• **What you are asked to do**
In your copy, repeat the records exactly and leave out the pictures.

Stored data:
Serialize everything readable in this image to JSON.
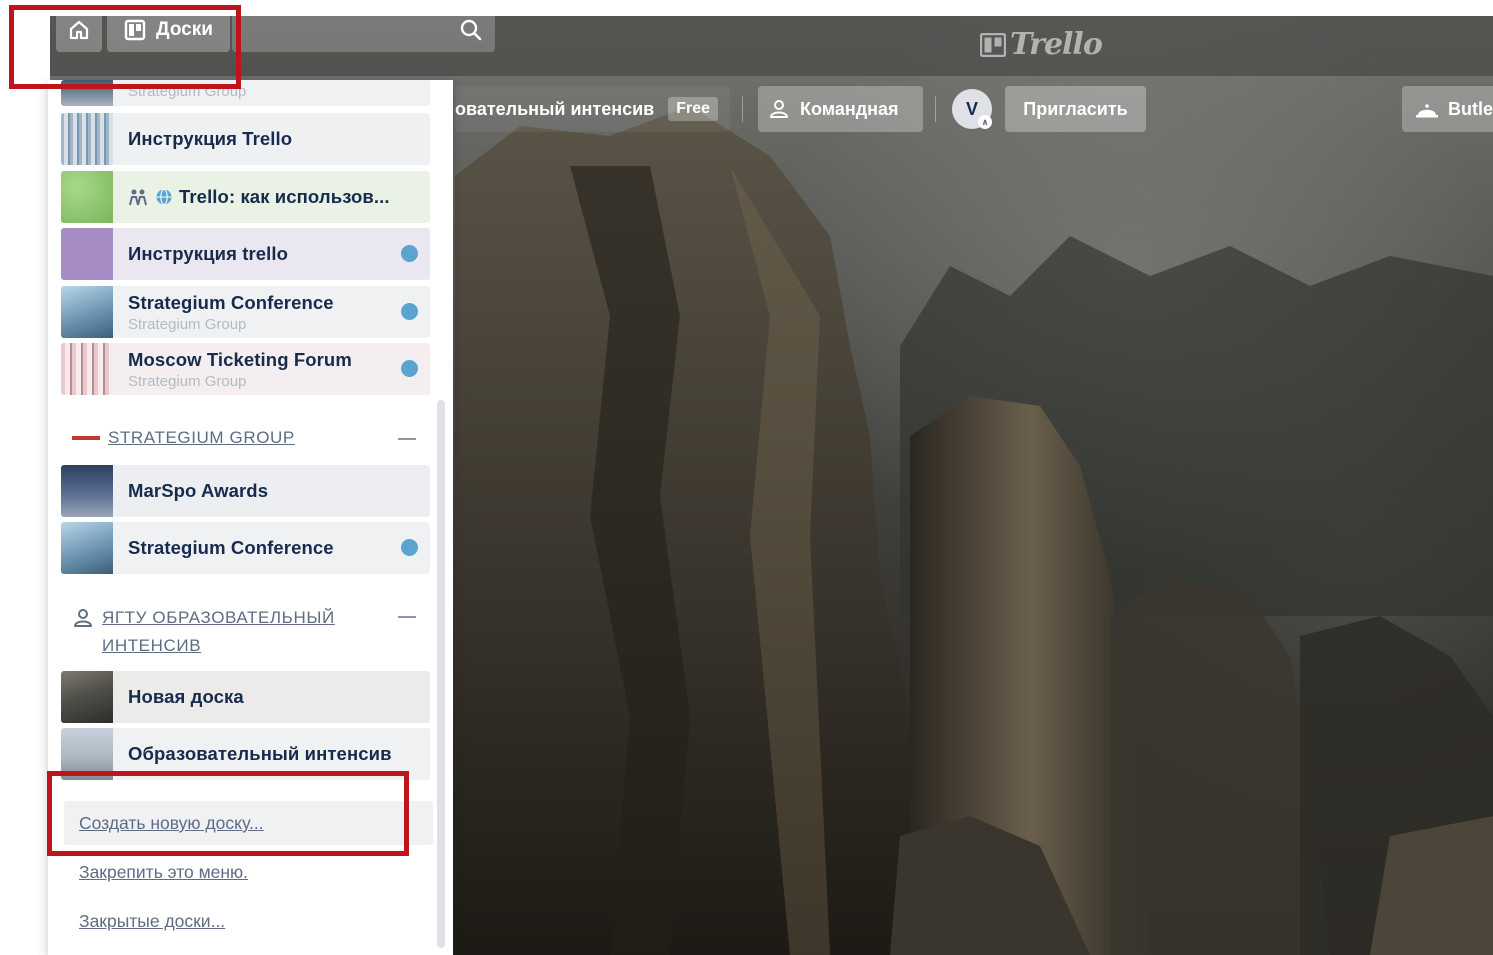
{
  "header": {
    "boards_label": "Доски",
    "logo_text": "Trello"
  },
  "board_header": {
    "title_partial": "овательный интенсив",
    "plan_badge": "Free",
    "team_label": "Командная",
    "avatar_initial": "V",
    "invite_label": "Пригласить",
    "butler_label": "Butle"
  },
  "boards_menu": {
    "partial_item_sub": "Strategium Group",
    "recent": [
      {
        "name": "Инструкция Trello",
        "sub": "",
        "starred": false
      },
      {
        "name": "Trello: как использов...",
        "sub": "",
        "starred": false
      },
      {
        "name": "Инструкция trello",
        "sub": "",
        "starred": true
      },
      {
        "name": "Strategium Conference",
        "sub": "Strategium Group",
        "starred": true
      },
      {
        "name": "Moscow Ticketing Forum",
        "sub": "Strategium Group",
        "starred": true
      }
    ],
    "teams": [
      {
        "name": "STRATEGIUM GROUP",
        "boards": [
          {
            "name": "MarSpo Awards",
            "starred": false
          },
          {
            "name": "Strategium Conference",
            "starred": true
          }
        ]
      },
      {
        "name": "ЯГТУ ОБРАЗОВАТЕЛЬНЫЙ ИНТЕНСИВ",
        "boards": [
          {
            "name": "Новая доска",
            "starred": false
          },
          {
            "name": "Образовательный интенсив",
            "starred": false
          }
        ]
      }
    ],
    "create_board": "Создать новую доску...",
    "pin_menu": "Закрепить это меню.",
    "closed_boards": "Закрытые доски..."
  },
  "colors": {
    "highlight": "#c0141c",
    "star_dot": "#5ba4cf",
    "text_dark": "#172b4d",
    "text_muted": "#5e6c84"
  }
}
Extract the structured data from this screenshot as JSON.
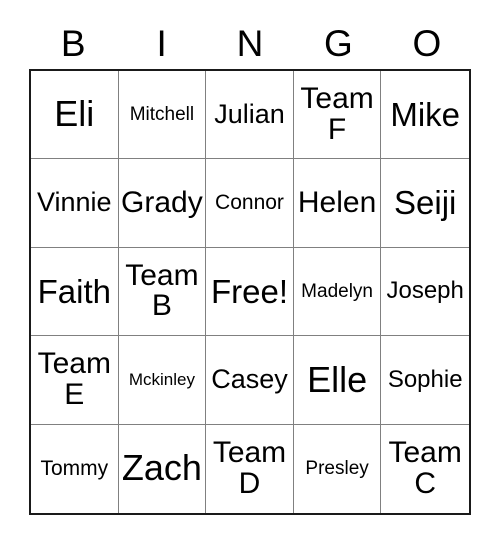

• **Completed exercise**
Serialize everything readable in this image to JSON.
{
  "header": {
    "boards_label": "Доски",
    "logo_text": "Trello"
  },
  "board_header": {
    "title_partial": "овательный интенсив",
    "plan_badge": "Free",
    "team_label": "Командная",
    "avatar_initial": "V",
    "invite_label": "Пригласить",
    "butler_label": "Butle"
  },
  "boards_menu": {
    "partial_item_sub": "Strategium Group",
    "recent": [
      {
        "name": "Инструкция Trello",
        "sub": "",
        "starred": false
      },
      {
        "name": "Trello: как использов...",
        "sub": "",
        "starred": false
      },
      {
        "name": "Инструкция trello",
        "sub": "",
        "starred": true
      },
      {
        "name": "Strategium Conference",
        "sub": "Strategium Group",
        "starred": true
      },
      {
        "name": "Moscow Ticketing Forum",
        "sub": "Strategium Group",
        "starred": true
      }
    ],
    "teams": [
      {
        "name": "STRATEGIUM GROUP",
        "boards": [
          {
            "name": "MarSpo Awards",
            "starred": false
          },
          {
            "name": "Strategium Conference",
            "starred": true
          }
        ]
      },
      {
        "name": "ЯГТУ ОБРАЗОВАТЕЛЬНЫЙ ИНТЕНСИВ",
        "boards": [
          {
            "name": "Новая доска",
            "starred": false
          },
          {
            "name": "Образовательный интенсив",
            "starred": false
          }
        ]
      }
    ],
    "create_board": "Создать новую доску...",
    "pin_menu": "Закрепить это меню.",
    "closed_boards": "Закрытые доски..."
  },
  "colors": {
    "highlight": "#c0141c",
    "star_dot": "#5ba4cf",
    "text_dark": "#172b4d",
    "text_muted": "#5e6c84"
  }
}
Extract the structured data from this screenshot as JSON.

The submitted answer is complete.